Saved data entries
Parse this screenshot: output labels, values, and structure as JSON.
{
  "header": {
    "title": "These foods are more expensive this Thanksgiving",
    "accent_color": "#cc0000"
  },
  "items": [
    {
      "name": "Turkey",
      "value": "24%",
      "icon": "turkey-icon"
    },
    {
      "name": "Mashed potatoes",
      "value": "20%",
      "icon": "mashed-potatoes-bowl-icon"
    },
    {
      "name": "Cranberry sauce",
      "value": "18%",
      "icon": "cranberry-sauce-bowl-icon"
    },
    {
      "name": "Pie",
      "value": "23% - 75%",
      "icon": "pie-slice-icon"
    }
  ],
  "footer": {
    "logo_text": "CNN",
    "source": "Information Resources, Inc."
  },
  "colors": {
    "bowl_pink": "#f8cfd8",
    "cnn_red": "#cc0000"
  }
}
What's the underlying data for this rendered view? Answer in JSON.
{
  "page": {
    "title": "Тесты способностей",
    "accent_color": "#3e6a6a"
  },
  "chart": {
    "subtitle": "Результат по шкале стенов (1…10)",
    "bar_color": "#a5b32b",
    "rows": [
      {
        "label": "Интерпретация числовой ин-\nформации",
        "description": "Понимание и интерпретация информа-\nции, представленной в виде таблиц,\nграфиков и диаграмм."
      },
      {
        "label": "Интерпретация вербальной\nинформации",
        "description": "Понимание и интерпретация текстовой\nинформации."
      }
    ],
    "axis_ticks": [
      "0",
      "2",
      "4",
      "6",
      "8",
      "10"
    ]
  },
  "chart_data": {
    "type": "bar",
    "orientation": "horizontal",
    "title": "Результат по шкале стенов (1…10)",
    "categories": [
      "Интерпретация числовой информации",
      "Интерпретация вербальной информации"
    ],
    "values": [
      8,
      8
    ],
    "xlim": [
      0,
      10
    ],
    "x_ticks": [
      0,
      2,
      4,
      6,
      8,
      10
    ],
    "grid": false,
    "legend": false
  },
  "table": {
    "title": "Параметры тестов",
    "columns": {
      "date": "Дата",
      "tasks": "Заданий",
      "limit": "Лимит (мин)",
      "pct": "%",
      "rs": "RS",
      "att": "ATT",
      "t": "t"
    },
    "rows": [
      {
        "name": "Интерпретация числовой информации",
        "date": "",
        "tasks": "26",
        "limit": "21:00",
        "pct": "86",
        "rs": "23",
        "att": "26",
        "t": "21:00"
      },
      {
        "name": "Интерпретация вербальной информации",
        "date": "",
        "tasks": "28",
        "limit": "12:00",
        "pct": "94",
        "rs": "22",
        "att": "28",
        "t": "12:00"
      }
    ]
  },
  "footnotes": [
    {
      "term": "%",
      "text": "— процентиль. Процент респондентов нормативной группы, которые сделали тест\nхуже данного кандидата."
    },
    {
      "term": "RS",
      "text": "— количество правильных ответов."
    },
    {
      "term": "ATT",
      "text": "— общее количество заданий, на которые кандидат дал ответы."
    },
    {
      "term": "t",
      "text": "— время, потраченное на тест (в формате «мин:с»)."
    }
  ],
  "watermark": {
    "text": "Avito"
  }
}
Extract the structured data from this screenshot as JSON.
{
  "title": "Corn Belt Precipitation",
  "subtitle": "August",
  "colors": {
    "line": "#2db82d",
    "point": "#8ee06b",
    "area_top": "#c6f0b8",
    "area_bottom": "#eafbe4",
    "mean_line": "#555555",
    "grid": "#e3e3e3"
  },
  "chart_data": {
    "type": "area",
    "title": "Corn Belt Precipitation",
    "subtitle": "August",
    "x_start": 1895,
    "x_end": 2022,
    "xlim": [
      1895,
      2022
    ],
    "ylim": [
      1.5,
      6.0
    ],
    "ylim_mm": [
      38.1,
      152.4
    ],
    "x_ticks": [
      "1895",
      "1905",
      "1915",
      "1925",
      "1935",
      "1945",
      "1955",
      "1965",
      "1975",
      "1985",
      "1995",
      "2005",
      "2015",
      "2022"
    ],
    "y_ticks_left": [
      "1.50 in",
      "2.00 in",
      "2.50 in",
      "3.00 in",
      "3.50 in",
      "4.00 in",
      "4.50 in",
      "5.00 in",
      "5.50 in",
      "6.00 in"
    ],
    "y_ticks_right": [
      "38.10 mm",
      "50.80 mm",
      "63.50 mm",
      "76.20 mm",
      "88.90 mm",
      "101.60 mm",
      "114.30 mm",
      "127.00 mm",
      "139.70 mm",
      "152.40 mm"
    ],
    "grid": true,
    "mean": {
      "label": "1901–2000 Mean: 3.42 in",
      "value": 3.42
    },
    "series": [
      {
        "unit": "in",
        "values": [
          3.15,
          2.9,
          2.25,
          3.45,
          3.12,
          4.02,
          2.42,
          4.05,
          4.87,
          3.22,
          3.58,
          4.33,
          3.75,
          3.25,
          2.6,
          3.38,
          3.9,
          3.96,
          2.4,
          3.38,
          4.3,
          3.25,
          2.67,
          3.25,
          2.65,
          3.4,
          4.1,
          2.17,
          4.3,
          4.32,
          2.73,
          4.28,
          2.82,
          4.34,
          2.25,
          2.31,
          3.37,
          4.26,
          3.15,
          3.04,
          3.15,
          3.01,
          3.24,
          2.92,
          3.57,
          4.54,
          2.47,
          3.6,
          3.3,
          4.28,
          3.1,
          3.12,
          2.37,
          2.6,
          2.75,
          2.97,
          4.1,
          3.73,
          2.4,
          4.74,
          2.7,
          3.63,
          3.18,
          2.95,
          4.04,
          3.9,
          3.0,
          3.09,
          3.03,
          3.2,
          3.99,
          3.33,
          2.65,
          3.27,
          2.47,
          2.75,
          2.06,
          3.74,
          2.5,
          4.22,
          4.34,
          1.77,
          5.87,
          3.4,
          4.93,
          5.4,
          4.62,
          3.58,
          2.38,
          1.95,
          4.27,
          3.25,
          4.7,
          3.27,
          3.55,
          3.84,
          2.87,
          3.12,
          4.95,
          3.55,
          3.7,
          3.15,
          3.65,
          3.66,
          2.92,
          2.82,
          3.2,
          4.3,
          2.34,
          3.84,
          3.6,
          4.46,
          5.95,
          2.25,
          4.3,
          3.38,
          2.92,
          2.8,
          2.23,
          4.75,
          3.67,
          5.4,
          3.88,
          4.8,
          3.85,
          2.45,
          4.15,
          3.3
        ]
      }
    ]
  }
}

Aim of the task
List every line above that holds the word "this".

Output below
Parse this screenshot: output labels, values, and structure as JSON.
    "title": "These foods are more expensive this Thanksgiving",
What's the underlying data for this rendered view? Answer in JSON.
Extract the structured data from this screenshot as JSON.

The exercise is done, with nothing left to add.